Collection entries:
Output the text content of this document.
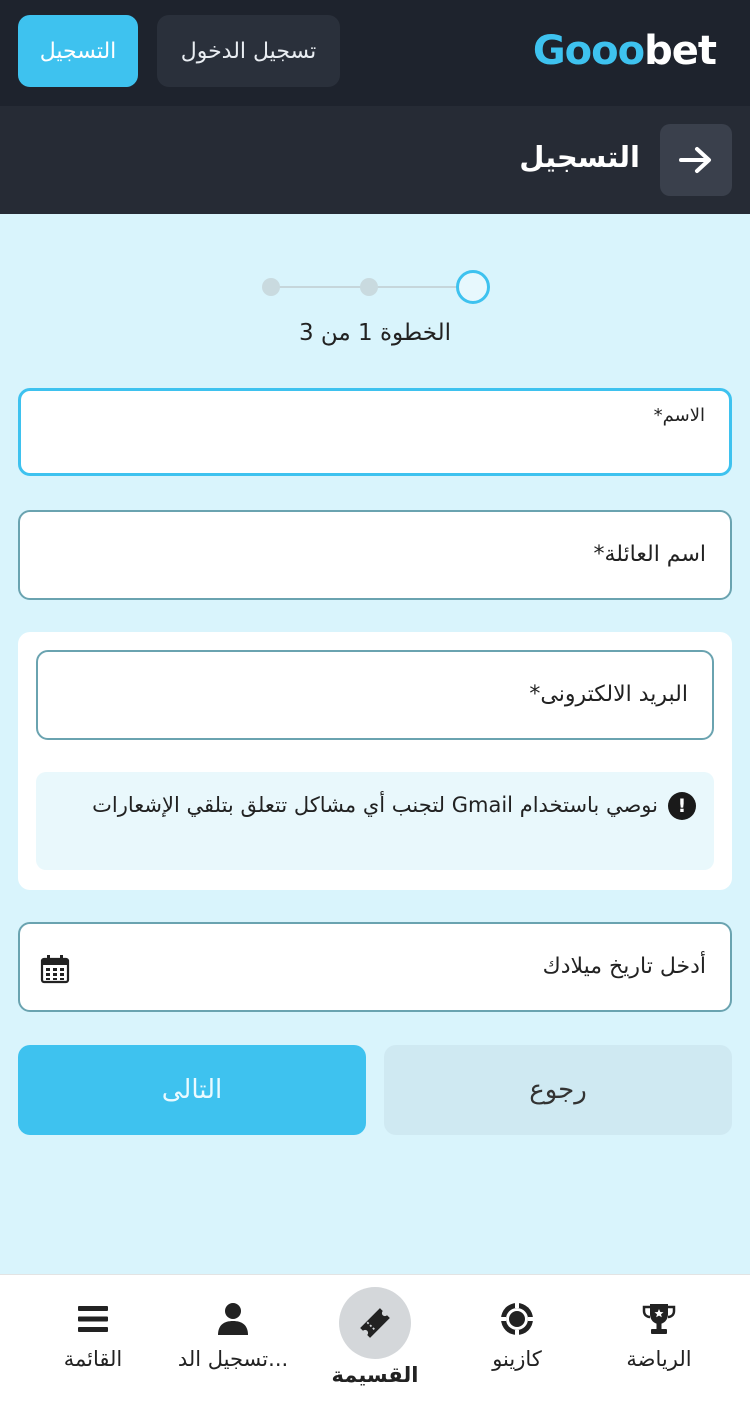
التسجيل	تسجيل الدخول	Gooo bet
التسجيل
الخطوة 1 من 3
الاسم*
اسم العائلة*
البريد الالكترونى*
!
نوصي باستخدام Gmail لتجنب أي مشاكل تتعلق بتلقي الإشعارات
أدخل تاريخ ميلادك
التالى	رجوع
الرياضة
كازينو
القسيمة
تسجيل الد...
القائمة
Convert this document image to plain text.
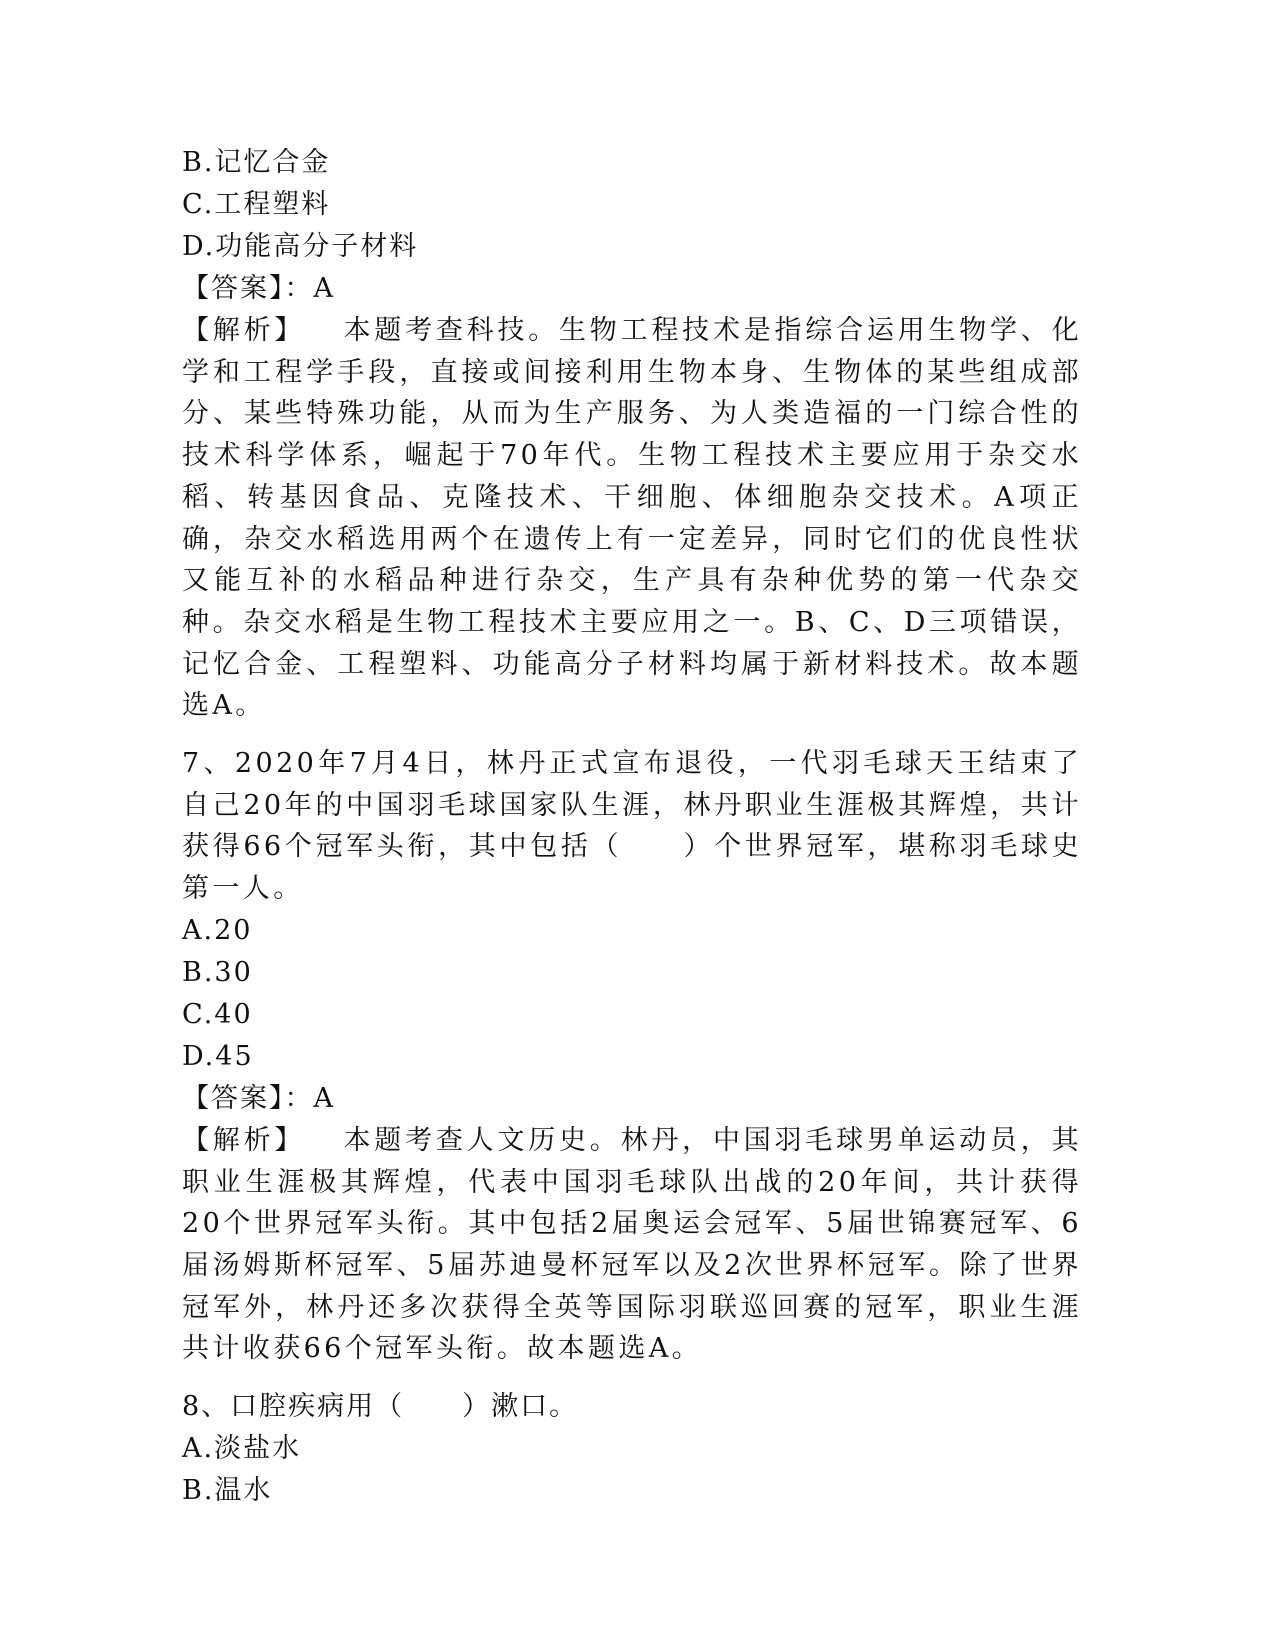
B.记忆合金
C.工程塑料
D.功能高分子材料
【答案】：A

【解析】 本题考查科技。生物工程技术是指综合运用生物学、化学和工程学手段，直接或间接利用生物本身、生物体的某些组成部分、某些特殊功能，从而为生产服务、为人类造福的一门综合性的技术科学体系，崛起于70年代。生物工程技术主要应用于杂交水稻、转基因食品、克隆技术、干细胞、体细胞杂交技术。A项正确，杂交水稻选用两个在遗传上有一定差异，同时它们的优良性状又能互补的水稻品种进行杂交，生产具有杂种优势的第一代杂交种。杂交水稻是生物工程技术主要应用之一。B、C、D三项错误，记忆合金、工程塑料、功能高分子材料均属于新材料技术。故本题选A。

7、2020年7月4日，林丹正式宣布退役，一代羽毛球天王结束了自己20年的中国羽毛球国家队生涯，林丹职业生涯极其辉煌，共计获得66个冠军头衔，其中包括（　　）个世界冠军，堪称羽毛球史第一人。

A.20
B.30
C.40
D.45
【答案】：A

【解析】 本题考查人文历史。林丹，中国羽毛球男单运动员，其职业生涯极其辉煌，代表中国羽毛球队出战的20年间，共计获得20个世界冠军头衔。其中包括2届奥运会冠军、5届世锦赛冠军、6届汤姆斯杯冠军、5届苏迪曼杯冠军以及2次世界杯冠军。除了世界冠军外，林丹还多次获得全英等国际羽联巡回赛的冠军，职业生涯共计收获66个冠军头衔。故本题选A。

8、口腔疾病用（　　）漱口。
A.淡盐水
B.温水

TASK GOAL. Leave out the pictures and give the listing above again exactly.

TASK SOLUTION.
Output the text content of this document.
التسجيل	تسجيل الدخول	Gooo bet
التسجيل
الخطوة 1 من 3
الاسم*
اسم العائلة*
البريد الالكترونى*
!
نوصي باستخدام Gmail لتجنب أي مشاكل تتعلق بتلقي الإشعارات
أدخل تاريخ ميلادك
التالى	رجوع
الرياضة
كازينو
القسيمة
تسجيل الد...
القائمة
Convert this document image to plain text.
B.记忆合金
C.工程塑料
D.功能高分子材料
【答案】：A

【解析】 本题考查科技。生物工程技术是指综合运用生物学、化学和工程学手段，直接或间接利用生物本身、生物体的某些组成部分、某些特殊功能，从而为生产服务、为人类造福的一门综合性的技术科学体系，崛起于70年代。生物工程技术主要应用于杂交水稻、转基因食品、克隆技术、干细胞、体细胞杂交技术。A项正确，杂交水稻选用两个在遗传上有一定差异，同时它们的优良性状又能互补的水稻品种进行杂交，生产具有杂种优势的第一代杂交种。杂交水稻是生物工程技术主要应用之一。B、C、D三项错误，记忆合金、工程塑料、功能高分子材料均属于新材料技术。故本题选A。

7、2020年7月4日，林丹正式宣布退役，一代羽毛球天王结束了自己20年的中国羽毛球国家队生涯，林丹职业生涯极其辉煌，共计获得66个冠军头衔，其中包括（　　）个世界冠军，堪称羽毛球史第一人。

A.20
B.30
C.40
D.45
【答案】：A

【解析】 本题考查人文历史。林丹，中国羽毛球男单运动员，其职业生涯极其辉煌，代表中国羽毛球队出战的20年间，共计获得20个世界冠军头衔。其中包括2届奥运会冠军、5届世锦赛冠军、6届汤姆斯杯冠军、5届苏迪曼杯冠军以及2次世界杯冠军。除了世界冠军外，林丹还多次获得全英等国际羽联巡回赛的冠军，职业生涯共计收获66个冠军头衔。故本题选A。

8、口腔疾病用（　　）漱口。
A.淡盐水
B.温水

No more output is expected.